■ What you will do
Read the listing and extract each line that includes the word "stroke".

(Beginning of Source information)

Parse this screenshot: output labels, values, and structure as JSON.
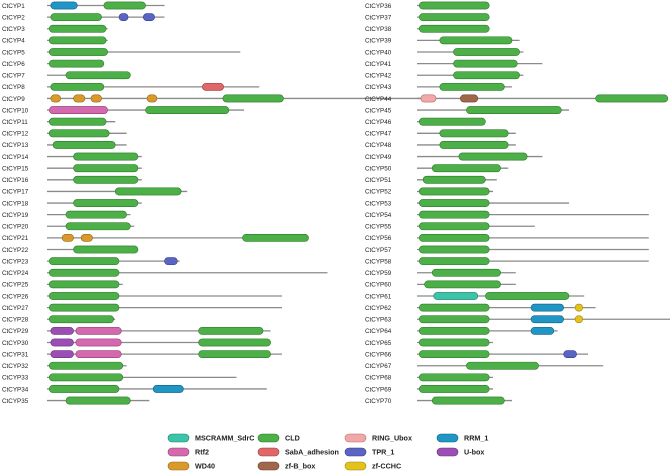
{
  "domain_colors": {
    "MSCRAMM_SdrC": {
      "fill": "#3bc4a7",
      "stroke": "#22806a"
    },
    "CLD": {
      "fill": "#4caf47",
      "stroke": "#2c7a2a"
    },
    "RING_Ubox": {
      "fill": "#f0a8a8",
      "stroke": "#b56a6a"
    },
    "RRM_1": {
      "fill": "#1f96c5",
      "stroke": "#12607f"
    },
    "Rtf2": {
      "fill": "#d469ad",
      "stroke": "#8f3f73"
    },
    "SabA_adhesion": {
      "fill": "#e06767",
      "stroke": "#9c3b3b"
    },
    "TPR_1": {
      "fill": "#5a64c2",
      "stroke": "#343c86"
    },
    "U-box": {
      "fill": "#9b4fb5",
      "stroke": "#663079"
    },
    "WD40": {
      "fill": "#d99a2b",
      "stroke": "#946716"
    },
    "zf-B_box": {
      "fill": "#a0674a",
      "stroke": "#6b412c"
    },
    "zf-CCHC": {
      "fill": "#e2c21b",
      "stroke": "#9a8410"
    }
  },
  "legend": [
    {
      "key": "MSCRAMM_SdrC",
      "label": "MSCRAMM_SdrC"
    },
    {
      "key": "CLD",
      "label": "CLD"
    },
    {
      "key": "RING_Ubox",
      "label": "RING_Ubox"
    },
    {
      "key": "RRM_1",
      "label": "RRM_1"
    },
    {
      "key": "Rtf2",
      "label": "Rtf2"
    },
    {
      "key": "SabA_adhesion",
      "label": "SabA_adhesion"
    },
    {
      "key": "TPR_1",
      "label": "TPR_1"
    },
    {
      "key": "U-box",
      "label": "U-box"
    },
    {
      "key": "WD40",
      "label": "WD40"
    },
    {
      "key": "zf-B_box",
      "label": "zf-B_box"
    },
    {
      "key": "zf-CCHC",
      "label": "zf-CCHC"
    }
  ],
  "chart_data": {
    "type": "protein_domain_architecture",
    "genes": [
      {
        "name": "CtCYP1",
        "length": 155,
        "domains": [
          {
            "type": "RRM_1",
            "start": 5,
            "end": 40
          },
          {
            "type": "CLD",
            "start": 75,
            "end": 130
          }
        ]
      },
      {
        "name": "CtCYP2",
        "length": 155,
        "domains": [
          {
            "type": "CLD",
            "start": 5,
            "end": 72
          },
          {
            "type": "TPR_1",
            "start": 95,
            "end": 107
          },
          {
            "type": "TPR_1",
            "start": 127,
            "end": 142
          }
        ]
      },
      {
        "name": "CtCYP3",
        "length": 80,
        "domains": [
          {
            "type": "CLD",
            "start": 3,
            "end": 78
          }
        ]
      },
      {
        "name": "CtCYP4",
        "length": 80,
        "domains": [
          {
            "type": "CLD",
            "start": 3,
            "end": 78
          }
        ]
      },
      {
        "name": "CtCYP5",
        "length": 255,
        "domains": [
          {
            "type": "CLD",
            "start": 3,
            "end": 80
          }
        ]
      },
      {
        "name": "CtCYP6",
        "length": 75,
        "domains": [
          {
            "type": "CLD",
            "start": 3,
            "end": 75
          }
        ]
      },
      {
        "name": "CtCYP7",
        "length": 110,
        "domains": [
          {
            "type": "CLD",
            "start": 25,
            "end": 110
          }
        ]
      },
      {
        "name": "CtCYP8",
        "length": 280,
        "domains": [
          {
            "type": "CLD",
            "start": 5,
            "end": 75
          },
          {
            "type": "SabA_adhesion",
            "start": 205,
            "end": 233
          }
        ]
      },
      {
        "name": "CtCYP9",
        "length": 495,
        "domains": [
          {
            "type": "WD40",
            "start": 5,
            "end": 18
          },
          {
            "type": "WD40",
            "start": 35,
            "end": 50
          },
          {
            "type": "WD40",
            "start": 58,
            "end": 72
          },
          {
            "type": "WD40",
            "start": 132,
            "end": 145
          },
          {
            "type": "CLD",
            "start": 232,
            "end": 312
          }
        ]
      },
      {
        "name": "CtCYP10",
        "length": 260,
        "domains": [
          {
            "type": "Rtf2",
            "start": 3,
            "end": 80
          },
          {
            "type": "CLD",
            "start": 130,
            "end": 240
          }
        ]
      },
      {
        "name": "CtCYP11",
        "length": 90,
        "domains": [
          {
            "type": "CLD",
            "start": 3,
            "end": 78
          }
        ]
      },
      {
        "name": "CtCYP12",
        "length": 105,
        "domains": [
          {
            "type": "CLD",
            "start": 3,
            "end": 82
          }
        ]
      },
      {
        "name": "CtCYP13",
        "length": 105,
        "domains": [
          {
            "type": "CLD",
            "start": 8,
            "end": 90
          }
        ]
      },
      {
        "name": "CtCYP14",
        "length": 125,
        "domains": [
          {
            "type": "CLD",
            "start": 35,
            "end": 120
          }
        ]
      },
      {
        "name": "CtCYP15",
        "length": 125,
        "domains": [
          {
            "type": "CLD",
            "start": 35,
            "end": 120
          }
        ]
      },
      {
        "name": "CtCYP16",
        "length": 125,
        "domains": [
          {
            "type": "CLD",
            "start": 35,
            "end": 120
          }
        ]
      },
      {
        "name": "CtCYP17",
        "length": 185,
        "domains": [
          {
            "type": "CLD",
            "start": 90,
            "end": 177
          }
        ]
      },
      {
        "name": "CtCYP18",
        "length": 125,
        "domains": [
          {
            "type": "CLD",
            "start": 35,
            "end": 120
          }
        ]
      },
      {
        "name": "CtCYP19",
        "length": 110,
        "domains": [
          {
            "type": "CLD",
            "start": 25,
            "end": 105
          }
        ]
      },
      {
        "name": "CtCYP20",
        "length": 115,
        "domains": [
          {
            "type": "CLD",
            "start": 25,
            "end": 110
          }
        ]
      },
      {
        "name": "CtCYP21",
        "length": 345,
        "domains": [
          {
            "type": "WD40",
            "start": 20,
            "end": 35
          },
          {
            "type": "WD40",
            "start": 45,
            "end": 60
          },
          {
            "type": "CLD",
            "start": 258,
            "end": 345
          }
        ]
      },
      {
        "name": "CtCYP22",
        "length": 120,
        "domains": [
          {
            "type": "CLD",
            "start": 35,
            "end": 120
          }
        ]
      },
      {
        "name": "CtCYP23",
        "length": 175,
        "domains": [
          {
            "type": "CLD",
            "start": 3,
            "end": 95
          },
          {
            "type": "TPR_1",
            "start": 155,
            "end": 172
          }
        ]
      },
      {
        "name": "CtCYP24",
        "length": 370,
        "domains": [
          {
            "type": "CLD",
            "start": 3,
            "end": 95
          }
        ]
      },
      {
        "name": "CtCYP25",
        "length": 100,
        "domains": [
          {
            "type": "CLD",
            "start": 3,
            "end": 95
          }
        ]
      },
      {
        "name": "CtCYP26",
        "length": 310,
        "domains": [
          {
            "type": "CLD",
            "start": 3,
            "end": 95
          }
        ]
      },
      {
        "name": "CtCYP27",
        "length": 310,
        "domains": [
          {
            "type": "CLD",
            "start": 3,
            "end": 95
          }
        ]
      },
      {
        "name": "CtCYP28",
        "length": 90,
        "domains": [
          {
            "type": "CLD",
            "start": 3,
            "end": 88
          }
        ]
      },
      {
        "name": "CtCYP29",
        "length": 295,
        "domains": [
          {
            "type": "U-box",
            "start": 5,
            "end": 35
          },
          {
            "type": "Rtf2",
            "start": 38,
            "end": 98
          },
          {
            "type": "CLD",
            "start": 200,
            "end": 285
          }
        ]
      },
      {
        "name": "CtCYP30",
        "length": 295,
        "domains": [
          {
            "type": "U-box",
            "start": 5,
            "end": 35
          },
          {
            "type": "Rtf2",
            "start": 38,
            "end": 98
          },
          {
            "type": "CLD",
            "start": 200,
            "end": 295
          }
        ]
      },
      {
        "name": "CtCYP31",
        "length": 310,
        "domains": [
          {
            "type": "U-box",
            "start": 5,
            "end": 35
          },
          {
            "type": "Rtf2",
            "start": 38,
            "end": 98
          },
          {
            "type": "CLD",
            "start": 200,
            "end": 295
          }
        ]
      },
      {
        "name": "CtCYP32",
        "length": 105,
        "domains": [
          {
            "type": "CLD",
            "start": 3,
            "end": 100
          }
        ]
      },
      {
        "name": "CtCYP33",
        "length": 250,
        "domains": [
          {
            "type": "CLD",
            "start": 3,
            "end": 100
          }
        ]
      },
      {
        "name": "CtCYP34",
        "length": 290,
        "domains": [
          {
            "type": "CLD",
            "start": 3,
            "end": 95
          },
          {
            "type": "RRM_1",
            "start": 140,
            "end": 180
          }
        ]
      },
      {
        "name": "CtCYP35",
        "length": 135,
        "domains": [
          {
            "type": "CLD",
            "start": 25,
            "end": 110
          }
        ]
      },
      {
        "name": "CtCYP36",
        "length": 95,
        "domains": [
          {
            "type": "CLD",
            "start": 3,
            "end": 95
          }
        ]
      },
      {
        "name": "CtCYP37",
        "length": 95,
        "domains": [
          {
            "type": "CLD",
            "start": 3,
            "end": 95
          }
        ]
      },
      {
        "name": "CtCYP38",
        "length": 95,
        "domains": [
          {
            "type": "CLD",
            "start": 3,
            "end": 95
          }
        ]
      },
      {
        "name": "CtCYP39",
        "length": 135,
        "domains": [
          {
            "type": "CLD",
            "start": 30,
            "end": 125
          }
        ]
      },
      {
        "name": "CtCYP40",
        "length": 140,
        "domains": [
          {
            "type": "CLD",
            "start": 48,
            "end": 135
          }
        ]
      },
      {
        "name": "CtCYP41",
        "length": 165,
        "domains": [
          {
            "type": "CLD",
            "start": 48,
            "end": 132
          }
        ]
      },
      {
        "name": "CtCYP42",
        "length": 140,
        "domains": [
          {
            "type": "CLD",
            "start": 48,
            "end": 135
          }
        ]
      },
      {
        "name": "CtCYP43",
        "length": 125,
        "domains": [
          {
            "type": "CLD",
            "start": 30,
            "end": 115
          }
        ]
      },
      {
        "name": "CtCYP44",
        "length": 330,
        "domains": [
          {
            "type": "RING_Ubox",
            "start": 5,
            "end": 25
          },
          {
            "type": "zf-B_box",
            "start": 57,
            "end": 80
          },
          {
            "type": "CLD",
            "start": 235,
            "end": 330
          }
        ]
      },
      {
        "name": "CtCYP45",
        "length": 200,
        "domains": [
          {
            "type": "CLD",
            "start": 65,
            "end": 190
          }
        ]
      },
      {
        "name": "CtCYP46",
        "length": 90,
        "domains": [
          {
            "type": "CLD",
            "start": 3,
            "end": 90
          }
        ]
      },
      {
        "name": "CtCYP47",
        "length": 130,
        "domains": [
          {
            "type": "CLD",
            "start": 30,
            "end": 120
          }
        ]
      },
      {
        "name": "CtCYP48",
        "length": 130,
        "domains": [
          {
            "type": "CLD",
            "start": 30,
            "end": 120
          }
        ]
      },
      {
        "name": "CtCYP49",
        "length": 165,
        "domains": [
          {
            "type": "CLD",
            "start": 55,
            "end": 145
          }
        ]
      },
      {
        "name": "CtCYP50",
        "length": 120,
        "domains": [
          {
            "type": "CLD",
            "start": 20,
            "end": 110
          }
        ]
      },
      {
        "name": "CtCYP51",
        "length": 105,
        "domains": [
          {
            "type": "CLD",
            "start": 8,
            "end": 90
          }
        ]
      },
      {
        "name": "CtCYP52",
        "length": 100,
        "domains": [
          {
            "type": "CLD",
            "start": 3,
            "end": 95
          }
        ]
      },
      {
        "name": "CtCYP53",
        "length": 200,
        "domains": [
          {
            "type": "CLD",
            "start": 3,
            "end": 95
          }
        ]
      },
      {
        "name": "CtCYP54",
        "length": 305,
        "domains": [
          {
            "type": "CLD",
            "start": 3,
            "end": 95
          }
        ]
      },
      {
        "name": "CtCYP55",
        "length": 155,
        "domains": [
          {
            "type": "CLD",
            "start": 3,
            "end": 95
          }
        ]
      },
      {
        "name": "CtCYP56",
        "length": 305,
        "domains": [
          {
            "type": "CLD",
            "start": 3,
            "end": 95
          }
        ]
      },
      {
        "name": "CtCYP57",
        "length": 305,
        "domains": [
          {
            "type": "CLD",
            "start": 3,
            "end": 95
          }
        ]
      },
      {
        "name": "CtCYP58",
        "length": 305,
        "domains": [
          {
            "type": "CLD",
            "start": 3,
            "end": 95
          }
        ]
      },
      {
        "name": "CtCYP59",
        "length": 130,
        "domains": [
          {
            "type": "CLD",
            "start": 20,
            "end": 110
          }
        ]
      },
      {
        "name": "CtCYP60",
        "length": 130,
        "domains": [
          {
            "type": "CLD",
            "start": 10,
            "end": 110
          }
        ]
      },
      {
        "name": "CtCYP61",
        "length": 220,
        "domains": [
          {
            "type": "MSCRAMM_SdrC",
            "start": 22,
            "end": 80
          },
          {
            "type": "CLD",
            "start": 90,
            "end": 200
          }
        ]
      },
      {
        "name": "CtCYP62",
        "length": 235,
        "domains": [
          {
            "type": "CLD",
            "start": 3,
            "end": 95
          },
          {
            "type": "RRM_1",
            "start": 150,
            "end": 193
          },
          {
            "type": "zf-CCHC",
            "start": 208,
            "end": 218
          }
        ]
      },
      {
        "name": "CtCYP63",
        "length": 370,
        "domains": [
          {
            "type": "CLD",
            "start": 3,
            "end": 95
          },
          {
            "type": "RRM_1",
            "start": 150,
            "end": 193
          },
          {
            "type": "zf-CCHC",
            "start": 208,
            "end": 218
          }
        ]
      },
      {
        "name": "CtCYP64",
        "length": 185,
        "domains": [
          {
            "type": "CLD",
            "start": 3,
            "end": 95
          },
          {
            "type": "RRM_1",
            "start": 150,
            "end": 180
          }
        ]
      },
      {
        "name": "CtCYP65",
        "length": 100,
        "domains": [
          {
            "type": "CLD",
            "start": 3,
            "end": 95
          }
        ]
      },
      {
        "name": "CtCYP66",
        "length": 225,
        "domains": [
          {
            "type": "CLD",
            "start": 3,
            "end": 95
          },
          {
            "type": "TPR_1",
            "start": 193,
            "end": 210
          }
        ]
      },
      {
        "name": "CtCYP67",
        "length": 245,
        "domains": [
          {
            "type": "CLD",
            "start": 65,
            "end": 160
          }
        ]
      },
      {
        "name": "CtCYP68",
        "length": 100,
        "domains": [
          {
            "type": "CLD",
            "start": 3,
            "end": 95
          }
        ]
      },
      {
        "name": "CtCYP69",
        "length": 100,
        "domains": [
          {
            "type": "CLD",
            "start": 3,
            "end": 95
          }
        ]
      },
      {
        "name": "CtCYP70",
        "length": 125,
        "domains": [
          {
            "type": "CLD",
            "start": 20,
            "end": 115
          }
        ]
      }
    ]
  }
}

(End of Source information)

■ Exercise solution
      "stroke": "#22806a"
      "stroke": "#2c7a2a"
      "stroke": "#b56a6a"
      "stroke": "#12607f"
      "stroke": "#8f3f73"
      "stroke": "#9c3b3b"
      "stroke": "#343c86"
      "stroke": "#663079"
      "stroke": "#946716"
      "stroke": "#6b412c"
      "stroke": "#9a8410"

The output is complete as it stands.